What this task involves » Quote every entry word for word.
....
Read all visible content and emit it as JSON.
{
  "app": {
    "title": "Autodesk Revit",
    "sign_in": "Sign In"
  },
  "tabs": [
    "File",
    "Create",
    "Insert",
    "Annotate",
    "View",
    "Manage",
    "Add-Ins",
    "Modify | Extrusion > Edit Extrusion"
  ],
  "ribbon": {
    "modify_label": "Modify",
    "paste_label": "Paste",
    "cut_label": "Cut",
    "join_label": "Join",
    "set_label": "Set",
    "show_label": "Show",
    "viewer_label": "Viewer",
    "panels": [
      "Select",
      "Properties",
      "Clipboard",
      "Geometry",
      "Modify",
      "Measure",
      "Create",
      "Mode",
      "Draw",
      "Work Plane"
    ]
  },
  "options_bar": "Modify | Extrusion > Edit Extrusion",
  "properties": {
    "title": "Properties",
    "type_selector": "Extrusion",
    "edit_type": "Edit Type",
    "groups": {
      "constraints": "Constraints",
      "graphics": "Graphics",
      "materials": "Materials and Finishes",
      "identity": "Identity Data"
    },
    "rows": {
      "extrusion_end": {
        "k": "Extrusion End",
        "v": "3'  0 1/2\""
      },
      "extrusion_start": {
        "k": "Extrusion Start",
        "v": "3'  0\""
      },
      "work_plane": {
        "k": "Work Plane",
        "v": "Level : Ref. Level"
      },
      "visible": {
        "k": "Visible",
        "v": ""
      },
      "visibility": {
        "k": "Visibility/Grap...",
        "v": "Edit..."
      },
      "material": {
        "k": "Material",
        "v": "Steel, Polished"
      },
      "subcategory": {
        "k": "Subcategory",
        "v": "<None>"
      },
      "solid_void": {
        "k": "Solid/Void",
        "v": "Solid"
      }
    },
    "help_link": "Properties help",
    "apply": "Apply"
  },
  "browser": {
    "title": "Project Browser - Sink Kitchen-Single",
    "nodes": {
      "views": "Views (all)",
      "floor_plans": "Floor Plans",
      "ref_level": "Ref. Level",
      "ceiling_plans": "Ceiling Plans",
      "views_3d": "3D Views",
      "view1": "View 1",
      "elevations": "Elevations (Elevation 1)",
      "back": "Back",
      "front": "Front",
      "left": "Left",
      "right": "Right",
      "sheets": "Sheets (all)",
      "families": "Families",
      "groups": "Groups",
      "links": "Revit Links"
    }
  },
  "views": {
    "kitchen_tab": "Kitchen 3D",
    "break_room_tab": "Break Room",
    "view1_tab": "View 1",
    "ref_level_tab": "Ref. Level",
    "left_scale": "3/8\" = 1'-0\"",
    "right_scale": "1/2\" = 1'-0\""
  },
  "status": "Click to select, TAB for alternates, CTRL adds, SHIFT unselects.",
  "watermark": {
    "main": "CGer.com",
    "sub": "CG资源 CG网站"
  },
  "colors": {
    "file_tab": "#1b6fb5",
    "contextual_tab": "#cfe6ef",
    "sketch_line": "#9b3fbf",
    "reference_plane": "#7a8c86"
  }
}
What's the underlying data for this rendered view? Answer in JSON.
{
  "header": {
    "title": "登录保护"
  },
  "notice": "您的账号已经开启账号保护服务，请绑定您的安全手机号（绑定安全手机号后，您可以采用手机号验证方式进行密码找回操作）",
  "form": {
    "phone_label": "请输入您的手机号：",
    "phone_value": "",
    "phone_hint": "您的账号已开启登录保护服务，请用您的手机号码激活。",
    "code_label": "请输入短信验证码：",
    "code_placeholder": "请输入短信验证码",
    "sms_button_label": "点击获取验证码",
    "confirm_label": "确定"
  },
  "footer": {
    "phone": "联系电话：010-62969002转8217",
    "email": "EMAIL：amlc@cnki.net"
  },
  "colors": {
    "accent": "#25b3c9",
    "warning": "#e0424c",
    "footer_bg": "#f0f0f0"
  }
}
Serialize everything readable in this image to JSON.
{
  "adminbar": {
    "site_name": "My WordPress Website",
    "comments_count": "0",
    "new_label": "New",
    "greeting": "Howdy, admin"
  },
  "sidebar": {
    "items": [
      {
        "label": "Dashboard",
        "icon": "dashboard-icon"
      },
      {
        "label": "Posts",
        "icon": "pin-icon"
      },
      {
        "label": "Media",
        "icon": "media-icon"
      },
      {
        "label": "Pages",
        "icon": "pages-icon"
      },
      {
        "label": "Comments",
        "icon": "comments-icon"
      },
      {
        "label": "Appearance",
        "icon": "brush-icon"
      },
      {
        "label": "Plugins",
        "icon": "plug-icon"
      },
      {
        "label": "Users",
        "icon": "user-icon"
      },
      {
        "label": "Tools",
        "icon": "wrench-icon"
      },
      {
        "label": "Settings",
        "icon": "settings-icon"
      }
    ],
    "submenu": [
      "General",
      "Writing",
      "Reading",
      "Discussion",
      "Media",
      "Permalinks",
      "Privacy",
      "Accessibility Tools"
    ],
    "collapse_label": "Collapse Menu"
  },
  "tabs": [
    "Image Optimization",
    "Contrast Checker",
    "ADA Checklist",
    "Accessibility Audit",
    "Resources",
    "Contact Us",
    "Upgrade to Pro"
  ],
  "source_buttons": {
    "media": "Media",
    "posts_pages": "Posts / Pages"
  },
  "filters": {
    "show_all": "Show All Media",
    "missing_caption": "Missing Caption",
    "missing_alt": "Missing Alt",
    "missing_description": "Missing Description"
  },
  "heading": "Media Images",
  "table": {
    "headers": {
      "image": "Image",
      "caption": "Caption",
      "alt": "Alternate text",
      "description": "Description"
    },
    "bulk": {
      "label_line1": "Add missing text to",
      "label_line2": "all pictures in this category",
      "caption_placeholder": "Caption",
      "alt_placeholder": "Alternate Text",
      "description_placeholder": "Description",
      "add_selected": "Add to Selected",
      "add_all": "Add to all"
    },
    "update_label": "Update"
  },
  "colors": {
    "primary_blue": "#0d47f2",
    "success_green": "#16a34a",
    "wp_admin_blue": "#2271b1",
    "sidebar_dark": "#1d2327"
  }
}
....
The response »
Read all visible content and emit it as JSON.
{
  "app": {
    "title": "Autodesk Revit",
    "sign_in": "Sign In"
  },
  "tabs": [
    "File",
    "Create",
    "Insert",
    "Annotate",
    "View",
    "Manage",
    "Add-Ins",
    "Modify | Extrusion > Edit Extrusion"
  ],
  "ribbon": {
    "modify_label": "Modify",
    "paste_label": "Paste",
    "cut_label": "Cut",
    "join_label": "Join",
    "set_label": "Set",
    "show_label": "Show",
    "viewer_label": "Viewer",
    "panels": [
      "Select",
      "Properties",
      "Clipboard",
      "Geometry",
      "Modify",
      "Measure",
      "Create",
      "Mode",
      "Draw",
      "Work Plane"
    ]
  },
  "options_bar": "Modify | Extrusion > Edit Extrusion",
  "properties": {
    "title": "Properties",
    "type_selector": "Extrusion",
    "edit_type": "Edit Type",
    "groups": {
      "constraints": "Constraints",
      "graphics": "Graphics",
      "materials": "Materials and Finishes",
      "identity": "Identity Data"
    },
    "rows": {
      "extrusion_end": {
        "k": "Extrusion End",
        "v": "3'  0 1/2\""
      },
      "extrusion_start": {
        "k": "Extrusion Start",
        "v": "3'  0\""
      },
      "work_plane": {
        "k": "Work Plane",
        "v": "Level : Ref. Level"
      },
      "visible": {
        "k": "Visible",
        "v": ""
      },
      "visibility": {
        "k": "Visibility/Grap...",
        "v": "Edit..."
      },
      "material": {
        "k": "Material",
        "v": "Steel, Polished"
      },
      "subcategory": {
        "k": "Subcategory",
        "v": "<None>"
      },
      "solid_void": {
        "k": "Solid/Void",
        "v": "Solid"
      }
    },
    "help_link": "Properties help",
    "apply": "Apply"
  },
  "browser": {
    "title": "Project Browser - Sink Kitchen-Single",
    "nodes": {
      "views": "Views (all)",
      "floor_plans": "Floor Plans",
      "ref_level": "Ref. Level",
      "ceiling_plans": "Ceiling Plans",
      "views_3d": "3D Views",
      "view1": "View 1",
      "elevations": "Elevations (Elevation 1)",
      "back": "Back",
      "front": "Front",
      "left": "Left",
      "right": "Right",
      "sheets": "Sheets (all)",
      "families": "Families",
      "groups": "Groups",
      "links": "Revit Links"
    }
  },
  "views": {
    "kitchen_tab": "Kitchen 3D",
    "break_room_tab": "Break Room",
    "view1_tab": "View 1",
    "ref_level_tab": "Ref. Level",
    "left_scale": "3/8\" = 1'-0\"",
    "right_scale": "1/2\" = 1'-0\""
  },
  "status": "Click to select, TAB for alternates, CTRL adds, SHIFT unselects.",
  "watermark": {
    "main": "CGer.com",
    "sub": "CG资源 CG网站"
  },
  "colors": {
    "file_tab": "#1b6fb5",
    "contextual_tab": "#cfe6ef",
    "sketch_line": "#9b3fbf",
    "reference_plane": "#7a8c86"
  }
}
What's the underlying data for this rendered view? Answer in JSON.
{
  "header": {
    "title": "登录保护"
  },
  "notice": "您的账号已经开启账号保护服务，请绑定您的安全手机号（绑定安全手机号后，您可以采用手机号验证方式进行密码找回操作）",
  "form": {
    "phone_label": "请输入您的手机号：",
    "phone_value": "",
    "phone_hint": "您的账号已开启登录保护服务，请用您的手机号码激活。",
    "code_label": "请输入短信验证码：",
    "code_placeholder": "请输入短信验证码",
    "sms_button_label": "点击获取验证码",
    "confirm_label": "确定"
  },
  "footer": {
    "phone": "联系电话：010-62969002转8217",
    "email": "EMAIL：amlc@cnki.net"
  },
  "colors": {
    "accent": "#25b3c9",
    "warning": "#e0424c",
    "footer_bg": "#f0f0f0"
  }
}
Serialize everything readable in this image to JSON.
{
  "adminbar": {
    "site_name": "My WordPress Website",
    "comments_count": "0",
    "new_label": "New",
    "greeting": "Howdy, admin"
  },
  "sidebar": {
    "items": [
      {
        "label": "Dashboard",
        "icon": "dashboard-icon"
      },
      {
        "label": "Posts",
        "icon": "pin-icon"
      },
      {
        "label": "Media",
        "icon": "media-icon"
      },
      {
        "label": "Pages",
        "icon": "pages-icon"
      },
      {
        "label": "Comments",
        "icon": "comments-icon"
      },
      {
        "label": "Appearance",
        "icon": "brush-icon"
      },
      {
        "label": "Plugins",
        "icon": "plug-icon"
      },
      {
        "label": "Users",
        "icon": "user-icon"
      },
      {
        "label": "Tools",
        "icon": "wrench-icon"
      },
      {
        "label": "Settings",
        "icon": "settings-icon"
      }
    ],
    "submenu": [
      "General",
      "Writing",
      "Reading",
      "Discussion",
      "Media",
      "Permalinks",
      "Privacy",
      "Accessibility Tools"
    ],
    "collapse_label": "Collapse Menu"
  },
  "tabs": [
    "Image Optimization",
    "Contrast Checker",
    "ADA Checklist",
    "Accessibility Audit",
    "Resources",
    "Contact Us",
    "Upgrade to Pro"
  ],
  "source_buttons": {
    "media": "Media",
    "posts_pages": "Posts / Pages"
  },
  "filters": {
    "show_all": "Show All Media",
    "missing_caption": "Missing Caption",
    "missing_alt": "Missing Alt",
    "missing_description": "Missing Description"
  },
  "heading": "Media Images",
  "table": {
    "headers": {
      "image": "Image",
      "caption": "Caption",
      "alt": "Alternate text",
      "description": "Description"
    },
    "bulk": {
      "label_line1": "Add missing text to",
      "label_line2": "all pictures in this category",
      "caption_placeholder": "Caption",
      "alt_placeholder": "Alternate Text",
      "description_placeholder": "Description",
      "add_selected": "Add to Selected",
      "add_all": "Add to all"
    },
    "update_label": "Update"
  },
  "colors": {
    "primary_blue": "#0d47f2",
    "success_green": "#16a34a",
    "wp_admin_blue": "#2271b1",
    "sidebar_dark": "#1d2327"
  }
}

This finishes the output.